_Description of the task_. Copy each of the following entries word for word, without changing anything.

Bounding box entries:
===
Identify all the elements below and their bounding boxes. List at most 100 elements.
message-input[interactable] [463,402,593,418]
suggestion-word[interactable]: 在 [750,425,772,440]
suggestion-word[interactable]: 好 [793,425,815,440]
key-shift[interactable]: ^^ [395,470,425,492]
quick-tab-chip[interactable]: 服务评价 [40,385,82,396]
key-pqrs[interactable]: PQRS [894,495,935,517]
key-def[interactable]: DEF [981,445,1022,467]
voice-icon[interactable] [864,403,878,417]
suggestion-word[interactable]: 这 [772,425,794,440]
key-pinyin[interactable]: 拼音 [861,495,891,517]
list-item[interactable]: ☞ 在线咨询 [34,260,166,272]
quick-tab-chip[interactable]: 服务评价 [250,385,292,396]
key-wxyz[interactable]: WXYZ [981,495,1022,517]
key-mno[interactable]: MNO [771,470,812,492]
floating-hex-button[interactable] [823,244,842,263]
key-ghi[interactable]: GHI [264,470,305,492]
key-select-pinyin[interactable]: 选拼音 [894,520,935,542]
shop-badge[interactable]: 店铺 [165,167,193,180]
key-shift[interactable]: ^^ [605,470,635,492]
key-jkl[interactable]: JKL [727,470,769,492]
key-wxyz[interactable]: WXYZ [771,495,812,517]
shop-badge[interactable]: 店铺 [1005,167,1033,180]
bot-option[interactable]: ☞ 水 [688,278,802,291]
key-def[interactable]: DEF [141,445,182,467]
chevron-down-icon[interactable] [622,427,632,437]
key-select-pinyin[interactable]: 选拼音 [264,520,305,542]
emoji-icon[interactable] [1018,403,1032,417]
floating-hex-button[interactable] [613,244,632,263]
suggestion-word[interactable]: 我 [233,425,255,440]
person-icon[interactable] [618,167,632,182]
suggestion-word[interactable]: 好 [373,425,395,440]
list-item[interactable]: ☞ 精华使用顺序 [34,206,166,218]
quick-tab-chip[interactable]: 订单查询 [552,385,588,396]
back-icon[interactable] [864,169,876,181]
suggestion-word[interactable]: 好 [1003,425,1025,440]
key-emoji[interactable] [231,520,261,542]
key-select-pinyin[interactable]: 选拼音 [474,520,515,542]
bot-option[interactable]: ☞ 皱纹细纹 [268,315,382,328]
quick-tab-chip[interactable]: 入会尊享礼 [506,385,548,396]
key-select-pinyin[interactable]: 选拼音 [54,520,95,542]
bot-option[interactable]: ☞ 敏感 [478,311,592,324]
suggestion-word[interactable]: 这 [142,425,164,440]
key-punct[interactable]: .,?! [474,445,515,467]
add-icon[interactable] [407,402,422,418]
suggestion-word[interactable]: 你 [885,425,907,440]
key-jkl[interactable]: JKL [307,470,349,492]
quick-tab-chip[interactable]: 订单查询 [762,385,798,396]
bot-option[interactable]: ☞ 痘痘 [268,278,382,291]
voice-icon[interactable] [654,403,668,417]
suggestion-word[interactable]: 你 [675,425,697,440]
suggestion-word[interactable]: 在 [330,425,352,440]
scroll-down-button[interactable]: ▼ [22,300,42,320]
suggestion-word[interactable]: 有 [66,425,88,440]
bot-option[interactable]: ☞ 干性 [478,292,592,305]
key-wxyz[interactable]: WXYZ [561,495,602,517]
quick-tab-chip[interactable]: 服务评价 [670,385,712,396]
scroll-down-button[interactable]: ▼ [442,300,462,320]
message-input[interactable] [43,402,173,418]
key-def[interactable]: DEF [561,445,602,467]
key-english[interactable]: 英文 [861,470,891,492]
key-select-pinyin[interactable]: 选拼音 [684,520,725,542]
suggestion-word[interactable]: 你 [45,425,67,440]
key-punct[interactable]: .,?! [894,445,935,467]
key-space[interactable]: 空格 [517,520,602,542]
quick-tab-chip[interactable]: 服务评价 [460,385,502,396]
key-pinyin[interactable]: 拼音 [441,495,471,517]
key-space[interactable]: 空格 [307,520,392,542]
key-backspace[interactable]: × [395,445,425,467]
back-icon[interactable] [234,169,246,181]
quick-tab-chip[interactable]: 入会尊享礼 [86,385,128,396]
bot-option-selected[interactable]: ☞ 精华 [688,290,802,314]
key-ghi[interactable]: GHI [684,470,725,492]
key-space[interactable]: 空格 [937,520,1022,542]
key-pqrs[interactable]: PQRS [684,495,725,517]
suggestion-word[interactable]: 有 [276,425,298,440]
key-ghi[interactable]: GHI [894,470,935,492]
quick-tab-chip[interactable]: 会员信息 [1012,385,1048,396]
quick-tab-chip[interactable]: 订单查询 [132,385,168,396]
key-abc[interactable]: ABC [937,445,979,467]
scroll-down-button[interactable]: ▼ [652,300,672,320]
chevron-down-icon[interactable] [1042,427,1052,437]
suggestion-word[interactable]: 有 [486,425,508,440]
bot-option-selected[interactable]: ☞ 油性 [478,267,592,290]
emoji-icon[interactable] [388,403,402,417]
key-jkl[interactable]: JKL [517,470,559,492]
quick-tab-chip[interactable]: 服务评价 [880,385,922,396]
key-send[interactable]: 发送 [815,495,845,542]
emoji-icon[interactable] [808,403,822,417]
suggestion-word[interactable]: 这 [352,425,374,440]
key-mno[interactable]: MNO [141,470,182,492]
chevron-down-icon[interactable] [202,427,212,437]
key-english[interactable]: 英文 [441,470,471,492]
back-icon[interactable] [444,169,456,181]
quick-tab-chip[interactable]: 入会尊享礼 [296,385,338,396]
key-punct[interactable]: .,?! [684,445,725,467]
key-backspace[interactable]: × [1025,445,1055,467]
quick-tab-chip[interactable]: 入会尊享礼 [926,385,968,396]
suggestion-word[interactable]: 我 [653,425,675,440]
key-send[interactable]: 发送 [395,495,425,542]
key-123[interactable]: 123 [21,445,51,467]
===
_Answer for this exercise_.
Identify all the elements below and their bounding boxes. List at most 100 elements.
message-input[interactable] [463,402,593,418]
suggestion-word[interactable]: 在 [750,425,772,440]
suggestion-word[interactable]: 好 [793,425,815,440]
key-shift[interactable]: ^^ [395,470,425,492]
quick-tab-chip[interactable]: 服务评价 [40,385,82,396]
key-pqrs[interactable]: PQRS [894,495,935,517]
key-def[interactable]: DEF [981,445,1022,467]
voice-icon[interactable] [864,403,878,417]
suggestion-word[interactable]: 这 [772,425,794,440]
key-pinyin[interactable]: 拼音 [861,495,891,517]
list-item[interactable]: ☞ 在线咨询 [34,260,166,272]
quick-tab-chip[interactable]: 服务评价 [250,385,292,396]
key-wxyz[interactable]: WXYZ [981,495,1022,517]
key-mno[interactable]: MNO [771,470,812,492]
floating-hex-button[interactable] [823,244,842,263]
key-ghi[interactable]: GHI [264,470,305,492]
key-select-pinyin[interactable]: 选拼音 [894,520,935,542]
shop-badge[interactable]: 店铺 [165,167,193,180]
key-shift[interactable]: ^^ [605,470,635,492]
key-jkl[interactable]: JKL [727,470,769,492]
key-wxyz[interactable]: WXYZ [771,495,812,517]
shop-badge[interactable]: 店铺 [1005,167,1033,180]
bot-option[interactable]: ☞ 水 [688,278,802,291]
key-def[interactable]: DEF [141,445,182,467]
chevron-down-icon[interactable] [622,427,632,437]
key-select-pinyin[interactable]: 选拼音 [264,520,305,542]
emoji-icon[interactable] [1018,403,1032,417]
floating-hex-button[interactable] [613,244,632,263]
suggestion-word[interactable]: 我 [233,425,255,440]
person-icon[interactable] [618,167,632,182]
suggestion-word[interactable]: 好 [373,425,395,440]
list-item[interactable]: ☞ 精华使用顺序 [34,206,166,218]
quick-tab-chip[interactable]: 订单查询 [552,385,588,396]
back-icon[interactable] [864,169,876,181]
suggestion-word[interactable]: 好 [1003,425,1025,440]
key-emoji[interactable] [231,520,261,542]
key-select-pinyin[interactable]: 选拼音 [474,520,515,542]
bot-option[interactable]: ☞ 皱纹细纹 [268,315,382,328]
quick-tab-chip[interactable]: 入会尊享礼 [506,385,548,396]
key-select-pinyin[interactable]: 选拼音 [54,520,95,542]
bot-option[interactable]: ☞ 敏感 [478,311,592,324]
suggestion-word[interactable]: 这 [142,425,164,440]
key-punct[interactable]: .,?! [474,445,515,467]
add-icon[interactable] [407,402,422,418]
suggestion-word[interactable]: 你 [885,425,907,440]
key-jkl[interactable]: JKL [307,470,349,492]
quick-tab-chip[interactable]: 订单查询 [762,385,798,396]
bot-option[interactable]: ☞ 痘痘 [268,278,382,291]
voice-icon[interactable] [654,403,668,417]
suggestion-word[interactable]: 你 [675,425,697,440]
suggestion-word[interactable]: 在 [330,425,352,440]
scroll-down-button[interactable]: ▼ [22,300,42,320]
suggestion-word[interactable]: 有 [66,425,88,440]
bot-option[interactable]: ☞ 干性 [478,292,592,305]
key-wxyz[interactable]: WXYZ [561,495,602,517]
quick-tab-chip[interactable]: 服务评价 [670,385,712,396]
scroll-down-button[interactable]: ▼ [442,300,462,320]
message-input[interactable] [43,402,173,418]
key-def[interactable]: DEF [561,445,602,467]
key-english[interactable]: 英文 [861,470,891,492]
key-select-pinyin[interactable]: 选拼音 [684,520,725,542]
suggestion-word[interactable]: 你 [45,425,67,440]
key-punct[interactable]: .,?! [894,445,935,467]
key-space[interactable]: 空格 [517,520,602,542]
quick-tab-chip[interactable]: 服务评价 [460,385,502,396]
key-pinyin[interactable]: 拼音 [441,495,471,517]
key-space[interactable]: 空格 [307,520,392,542]
key-backspace[interactable]: × [395,445,425,467]
back-icon[interactable] [234,169,246,181]
quick-tab-chip[interactable]: 入会尊享礼 [86,385,128,396]
bot-option-selected[interactable]: ☞ 精华 [688,290,802,314]
key-ghi[interactable]: GHI [684,470,725,492]
key-space[interactable]: 空格 [937,520,1022,542]
key-pqrs[interactable]: PQRS [684,495,725,517]
suggestion-word[interactable]: 有 [276,425,298,440]
key-ghi[interactable]: GHI [894,470,935,492]
quick-tab-chip[interactable]: 会员信息 [1012,385,1048,396]
quick-tab-chip[interactable]: 订单查询 [132,385,168,396]
key-abc[interactable]: ABC [937,445,979,467]
scroll-down-button[interactable]: ▼ [652,300,672,320]
chevron-down-icon[interactable] [1042,427,1052,437]
suggestion-word[interactable]: 有 [486,425,508,440]
bot-option-selected[interactable]: ☞ 油性 [478,267,592,290]
emoji-icon[interactable] [388,403,402,417]
key-jkl[interactable]: JKL [517,470,559,492]
quick-tab-chip[interactable]: 服务评价 [880,385,922,396]
key-send[interactable]: 发送 [815,495,845,542]
emoji-icon[interactable] [808,403,822,417]
suggestion-word[interactable]: 这 [352,425,374,440]
key-mno[interactable]: MNO [141,470,182,492]
chevron-down-icon[interactable] [202,427,212,437]
key-english[interactable]: 英文 [441,470,471,492]
back-icon[interactable] [444,169,456,181]
quick-tab-chip[interactable]: 入会尊享礼 [296,385,338,396]
key-punct[interactable]: .,?! [684,445,725,467]
key-backspace[interactable]: × [1025,445,1055,467]
quick-tab-chip[interactable]: 入会尊享礼 [926,385,968,396]
suggestion-word[interactable]: 我 [653,425,675,440]
key-send[interactable]: 发送 [395,495,425,542]
key-123[interactable]: 123 [21,445,51,467]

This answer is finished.